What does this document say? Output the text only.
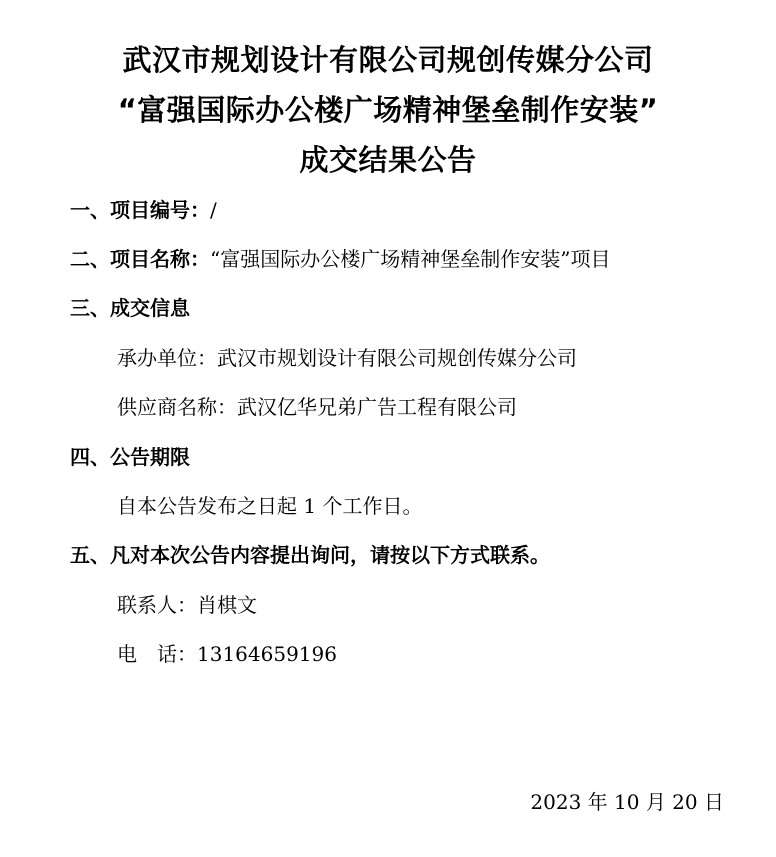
武汉市规划设计有限公司规创传媒分公司
“富强国际办公楼广场精神堡垒制作安装”
成交结果公告
一、项目编号：/
二、项目名称：“富强国际办公楼广场精神堡垒制作安装”项目
三、成交信息
承办单位：武汉市规划设计有限公司规创传媒分公司
供应商名称：武汉亿华兄弟广告工程有限公司
四、公告期限
自本公告发布之日起 1 个工作日。
五、凡对本次公告内容提出询问，请按以下方式联系。
联系人：肖棋文
电　话：13164659196
2023 年 10 月 20 日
§ §
# Instruction:
From the records given above, reproduce all text exactly and exclude each picture.

# Full output:
What does this document say? Output the text only.
武汉市规划设计有限公司规创传媒分公司
“富强国际办公楼广场精神堡垒制作安装”
成交结果公告
一、项目编号：/
二、项目名称：“富强国际办公楼广场精神堡垒制作安装”项目
三、成交信息
承办单位：武汉市规划设计有限公司规创传媒分公司
供应商名称：武汉亿华兄弟广告工程有限公司
四、公告期限
自本公告发布之日起 1 个工作日。
五、凡对本次公告内容提出询问，请按以下方式联系。
联系人：肖棋文
电　话：13164659196
2023 年 10 月 20 日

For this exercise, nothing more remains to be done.